## Start Extracted records
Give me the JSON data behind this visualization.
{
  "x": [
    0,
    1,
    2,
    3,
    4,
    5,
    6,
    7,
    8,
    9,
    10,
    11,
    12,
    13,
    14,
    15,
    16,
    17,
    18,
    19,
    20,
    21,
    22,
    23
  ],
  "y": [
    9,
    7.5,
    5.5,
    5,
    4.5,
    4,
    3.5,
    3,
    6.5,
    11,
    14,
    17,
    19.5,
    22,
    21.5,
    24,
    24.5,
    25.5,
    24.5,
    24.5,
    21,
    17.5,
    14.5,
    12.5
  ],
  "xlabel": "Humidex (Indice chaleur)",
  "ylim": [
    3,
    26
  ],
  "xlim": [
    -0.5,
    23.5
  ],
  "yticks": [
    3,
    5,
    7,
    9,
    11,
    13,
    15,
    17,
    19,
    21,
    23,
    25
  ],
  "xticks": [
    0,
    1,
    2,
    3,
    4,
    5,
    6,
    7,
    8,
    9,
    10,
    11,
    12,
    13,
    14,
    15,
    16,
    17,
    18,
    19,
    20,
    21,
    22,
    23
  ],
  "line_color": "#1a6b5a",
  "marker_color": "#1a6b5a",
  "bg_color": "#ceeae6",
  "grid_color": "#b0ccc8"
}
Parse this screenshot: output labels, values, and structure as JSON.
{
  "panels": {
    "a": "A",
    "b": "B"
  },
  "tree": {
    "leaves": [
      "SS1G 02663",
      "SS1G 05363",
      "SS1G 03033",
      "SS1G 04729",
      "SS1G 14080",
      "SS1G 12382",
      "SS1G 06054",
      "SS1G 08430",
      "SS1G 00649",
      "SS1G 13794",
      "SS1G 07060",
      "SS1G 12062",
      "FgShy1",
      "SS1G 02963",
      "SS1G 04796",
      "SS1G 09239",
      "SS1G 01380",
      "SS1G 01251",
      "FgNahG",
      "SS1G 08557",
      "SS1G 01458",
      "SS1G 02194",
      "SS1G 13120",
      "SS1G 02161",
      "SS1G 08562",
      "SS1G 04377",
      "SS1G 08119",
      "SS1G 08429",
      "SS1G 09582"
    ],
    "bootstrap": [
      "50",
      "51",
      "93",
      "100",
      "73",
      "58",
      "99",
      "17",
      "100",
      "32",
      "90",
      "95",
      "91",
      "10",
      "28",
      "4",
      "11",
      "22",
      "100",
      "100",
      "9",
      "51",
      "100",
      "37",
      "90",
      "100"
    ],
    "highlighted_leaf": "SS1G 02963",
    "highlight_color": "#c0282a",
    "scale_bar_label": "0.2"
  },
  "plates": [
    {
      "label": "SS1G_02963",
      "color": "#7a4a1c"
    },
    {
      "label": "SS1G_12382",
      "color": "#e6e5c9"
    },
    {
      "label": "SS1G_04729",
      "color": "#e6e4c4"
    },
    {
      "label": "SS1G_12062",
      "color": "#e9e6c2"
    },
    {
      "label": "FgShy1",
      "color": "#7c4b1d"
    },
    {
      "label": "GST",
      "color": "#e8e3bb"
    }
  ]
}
## End Extracted records
### Exercise requirements
Count the lines of the data that contain the string "this", and reply with that number alone.

### Task answer
2